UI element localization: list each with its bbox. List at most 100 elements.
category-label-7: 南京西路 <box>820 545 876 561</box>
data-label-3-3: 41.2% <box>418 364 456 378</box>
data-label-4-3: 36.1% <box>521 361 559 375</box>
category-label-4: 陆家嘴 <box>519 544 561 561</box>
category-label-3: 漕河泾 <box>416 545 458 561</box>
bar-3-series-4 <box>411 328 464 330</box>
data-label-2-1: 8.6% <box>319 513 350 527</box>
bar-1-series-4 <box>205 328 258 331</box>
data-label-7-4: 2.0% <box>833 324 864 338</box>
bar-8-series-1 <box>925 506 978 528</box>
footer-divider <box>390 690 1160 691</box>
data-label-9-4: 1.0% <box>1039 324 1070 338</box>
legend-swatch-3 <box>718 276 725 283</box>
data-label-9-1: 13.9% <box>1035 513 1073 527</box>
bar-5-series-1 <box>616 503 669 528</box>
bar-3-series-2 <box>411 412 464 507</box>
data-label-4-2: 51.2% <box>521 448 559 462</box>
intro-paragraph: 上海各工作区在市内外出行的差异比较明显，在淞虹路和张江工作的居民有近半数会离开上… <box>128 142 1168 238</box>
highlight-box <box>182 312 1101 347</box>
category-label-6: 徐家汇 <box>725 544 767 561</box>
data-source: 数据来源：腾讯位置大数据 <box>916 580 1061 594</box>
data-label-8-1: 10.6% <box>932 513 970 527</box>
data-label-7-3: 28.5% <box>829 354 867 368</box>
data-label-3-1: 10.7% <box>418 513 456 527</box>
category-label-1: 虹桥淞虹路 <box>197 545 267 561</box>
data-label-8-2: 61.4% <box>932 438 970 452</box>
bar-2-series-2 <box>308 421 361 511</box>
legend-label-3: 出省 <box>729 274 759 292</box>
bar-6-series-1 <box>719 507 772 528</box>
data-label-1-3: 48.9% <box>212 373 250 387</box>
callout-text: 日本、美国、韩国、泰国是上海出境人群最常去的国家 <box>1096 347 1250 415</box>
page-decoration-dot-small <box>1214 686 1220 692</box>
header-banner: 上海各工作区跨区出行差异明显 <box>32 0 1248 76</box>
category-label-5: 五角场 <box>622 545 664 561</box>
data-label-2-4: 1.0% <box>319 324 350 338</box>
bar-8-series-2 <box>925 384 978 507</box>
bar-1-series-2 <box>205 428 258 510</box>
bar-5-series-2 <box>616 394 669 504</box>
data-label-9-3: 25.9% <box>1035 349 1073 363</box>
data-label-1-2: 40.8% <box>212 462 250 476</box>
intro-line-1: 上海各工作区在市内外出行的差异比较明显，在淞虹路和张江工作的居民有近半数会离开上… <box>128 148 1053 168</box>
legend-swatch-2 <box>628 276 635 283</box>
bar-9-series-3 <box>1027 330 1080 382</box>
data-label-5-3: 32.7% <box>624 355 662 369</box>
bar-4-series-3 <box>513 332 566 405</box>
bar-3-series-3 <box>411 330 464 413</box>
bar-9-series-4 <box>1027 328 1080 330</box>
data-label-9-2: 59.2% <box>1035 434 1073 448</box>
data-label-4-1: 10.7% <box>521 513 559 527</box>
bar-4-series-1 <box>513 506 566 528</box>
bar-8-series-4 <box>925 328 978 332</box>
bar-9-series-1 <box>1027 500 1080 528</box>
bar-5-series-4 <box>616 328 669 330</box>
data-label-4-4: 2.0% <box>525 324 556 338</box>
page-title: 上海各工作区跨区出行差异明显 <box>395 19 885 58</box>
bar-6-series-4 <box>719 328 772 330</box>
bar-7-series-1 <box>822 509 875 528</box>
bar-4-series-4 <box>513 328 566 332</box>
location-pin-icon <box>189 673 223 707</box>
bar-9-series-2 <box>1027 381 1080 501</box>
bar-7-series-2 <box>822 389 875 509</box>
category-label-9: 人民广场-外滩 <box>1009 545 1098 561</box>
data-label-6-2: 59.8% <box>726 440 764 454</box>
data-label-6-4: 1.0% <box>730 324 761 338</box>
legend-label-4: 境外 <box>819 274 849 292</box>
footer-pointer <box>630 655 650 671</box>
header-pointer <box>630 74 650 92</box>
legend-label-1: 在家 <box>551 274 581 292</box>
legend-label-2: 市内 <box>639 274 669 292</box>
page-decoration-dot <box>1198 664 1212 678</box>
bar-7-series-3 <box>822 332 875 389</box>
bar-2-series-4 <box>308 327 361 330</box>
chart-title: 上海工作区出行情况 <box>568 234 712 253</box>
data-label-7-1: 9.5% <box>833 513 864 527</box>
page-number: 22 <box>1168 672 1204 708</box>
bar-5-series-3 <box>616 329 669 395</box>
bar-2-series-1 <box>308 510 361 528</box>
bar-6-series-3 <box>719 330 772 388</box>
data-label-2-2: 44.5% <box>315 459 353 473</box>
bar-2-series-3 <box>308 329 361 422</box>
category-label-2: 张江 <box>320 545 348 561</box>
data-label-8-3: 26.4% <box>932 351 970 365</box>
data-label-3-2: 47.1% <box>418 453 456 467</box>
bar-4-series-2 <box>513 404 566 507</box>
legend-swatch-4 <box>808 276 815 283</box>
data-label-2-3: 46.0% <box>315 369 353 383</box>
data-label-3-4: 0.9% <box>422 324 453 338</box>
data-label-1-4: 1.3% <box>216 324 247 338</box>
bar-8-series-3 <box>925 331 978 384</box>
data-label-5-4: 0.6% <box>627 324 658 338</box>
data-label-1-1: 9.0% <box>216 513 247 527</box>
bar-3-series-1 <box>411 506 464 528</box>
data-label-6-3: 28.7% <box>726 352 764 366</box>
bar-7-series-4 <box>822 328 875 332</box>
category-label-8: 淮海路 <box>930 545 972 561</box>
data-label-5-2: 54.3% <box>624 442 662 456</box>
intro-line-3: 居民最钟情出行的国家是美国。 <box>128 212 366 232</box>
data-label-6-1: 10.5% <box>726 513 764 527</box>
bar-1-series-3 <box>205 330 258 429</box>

◇ ◇ ◇ ◇

Return all of the data above unchanged, line for line, in the same order.

**COMPLETED TASK**
UI element localization: list each with its bbox. List at most 100 elements.
category-label-7: 南京西路 <box>820 545 876 561</box>
data-label-3-3: 41.2% <box>418 364 456 378</box>
data-label-4-3: 36.1% <box>521 361 559 375</box>
category-label-4: 陆家嘴 <box>519 544 561 561</box>
category-label-3: 漕河泾 <box>416 545 458 561</box>
bar-3-series-4 <box>411 328 464 330</box>
data-label-2-1: 8.6% <box>319 513 350 527</box>
bar-1-series-4 <box>205 328 258 331</box>
data-label-7-4: 2.0% <box>833 324 864 338</box>
bar-8-series-1 <box>925 506 978 528</box>
footer-divider <box>390 690 1160 691</box>
data-label-9-4: 1.0% <box>1039 324 1070 338</box>
legend-swatch-3 <box>718 276 725 283</box>
data-label-9-1: 13.9% <box>1035 513 1073 527</box>
bar-5-series-1 <box>616 503 669 528</box>
bar-3-series-2 <box>411 412 464 507</box>
data-label-4-2: 51.2% <box>521 448 559 462</box>
intro-paragraph: 上海各工作区在市内外出行的差异比较明显，在淞虹路和张江工作的居民有近半数会离开上… <box>128 142 1168 238</box>
highlight-box <box>182 312 1101 347</box>
category-label-6: 徐家汇 <box>725 544 767 561</box>
data-source: 数据来源：腾讯位置大数据 <box>916 580 1061 594</box>
data-label-8-1: 10.6% <box>932 513 970 527</box>
data-label-7-3: 28.5% <box>829 354 867 368</box>
data-label-3-1: 10.7% <box>418 513 456 527</box>
category-label-1: 虹桥淞虹路 <box>197 545 267 561</box>
data-label-8-2: 61.4% <box>932 438 970 452</box>
bar-2-series-2 <box>308 421 361 511</box>
legend-label-3: 出省 <box>729 274 759 292</box>
bar-6-series-1 <box>719 507 772 528</box>
data-label-1-3: 48.9% <box>212 373 250 387</box>
callout-text: 日本、美国、韩国、泰国是上海出境人群最常去的国家 <box>1096 347 1250 415</box>
page-decoration-dot-small <box>1214 686 1220 692</box>
header-banner: 上海各工作区跨区出行差异明显 <box>32 0 1248 76</box>
category-label-5: 五角场 <box>622 545 664 561</box>
data-label-2-4: 1.0% <box>319 324 350 338</box>
bar-8-series-2 <box>925 384 978 507</box>
bar-1-series-2 <box>205 428 258 510</box>
bar-5-series-2 <box>616 394 669 504</box>
data-label-9-3: 25.9% <box>1035 349 1073 363</box>
data-label-1-2: 40.8% <box>212 462 250 476</box>
intro-line-1: 上海各工作区在市内外出行的差异比较明显，在淞虹路和张江工作的居民有近半数会离开上… <box>128 148 1053 168</box>
legend-swatch-2 <box>628 276 635 283</box>
bar-9-series-3 <box>1027 330 1080 382</box>
data-label-5-3: 32.7% <box>624 355 662 369</box>
bar-4-series-3 <box>513 332 566 405</box>
bar-3-series-3 <box>411 330 464 413</box>
bar-9-series-4 <box>1027 328 1080 330</box>
data-label-9-2: 59.2% <box>1035 434 1073 448</box>
data-label-4-1: 10.7% <box>521 513 559 527</box>
bar-4-series-1 <box>513 506 566 528</box>
bar-8-series-4 <box>925 328 978 332</box>
bar-9-series-1 <box>1027 500 1080 528</box>
bar-5-series-4 <box>616 328 669 330</box>
data-label-4-4: 2.0% <box>525 324 556 338</box>
page-title: 上海各工作区跨区出行差异明显 <box>395 19 885 58</box>
bar-6-series-4 <box>719 328 772 330</box>
bar-7-series-1 <box>822 509 875 528</box>
bar-4-series-4 <box>513 328 566 332</box>
location-pin-icon <box>189 673 223 707</box>
bar-9-series-2 <box>1027 381 1080 501</box>
bar-7-series-2 <box>822 389 875 509</box>
category-label-9: 人民广场-外滩 <box>1009 545 1098 561</box>
data-label-6-2: 59.8% <box>726 440 764 454</box>
data-label-6-4: 1.0% <box>730 324 761 338</box>
legend-label-4: 境外 <box>819 274 849 292</box>
footer-pointer <box>630 655 650 671</box>
header-pointer <box>630 74 650 92</box>
legend-label-1: 在家 <box>551 274 581 292</box>
legend-label-2: 市内 <box>639 274 669 292</box>
page-decoration-dot <box>1198 664 1212 678</box>
bar-7-series-3 <box>822 332 875 389</box>
bar-2-series-4 <box>308 327 361 330</box>
chart-title: 上海工作区出行情况 <box>568 234 712 253</box>
data-label-7-1: 9.5% <box>833 513 864 527</box>
page-number: 22 <box>1168 672 1204 708</box>
bar-5-series-3 <box>616 329 669 395</box>
bar-2-series-1 <box>308 510 361 528</box>
bar-6-series-3 <box>719 330 772 388</box>
data-label-2-2: 44.5% <box>315 459 353 473</box>
bar-2-series-3 <box>308 329 361 422</box>
category-label-2: 张江 <box>320 545 348 561</box>
data-label-8-3: 26.4% <box>932 351 970 365</box>
data-label-3-2: 47.1% <box>418 453 456 467</box>
bar-4-series-2 <box>513 404 566 507</box>
legend-swatch-4 <box>808 276 815 283</box>
data-label-2-3: 46.0% <box>315 369 353 383</box>
data-label-3-4: 0.9% <box>422 324 453 338</box>
data-label-1-4: 1.3% <box>216 324 247 338</box>
bar-8-series-3 <box>925 331 978 384</box>
data-label-5-4: 0.6% <box>627 324 658 338</box>
data-label-1-1: 9.0% <box>216 513 247 527</box>
bar-3-series-1 <box>411 506 464 528</box>
data-label-6-3: 28.7% <box>726 352 764 366</box>
bar-7-series-4 <box>822 328 875 332</box>
category-label-8: 淮海路 <box>930 545 972 561</box>
data-label-5-2: 54.3% <box>624 442 662 456</box>
intro-line-3: 居民最钟情出行的国家是美国。 <box>128 212 366 232</box>
data-label-6-1: 10.5% <box>726 513 764 527</box>
bar-1-series-3 <box>205 330 258 429</box>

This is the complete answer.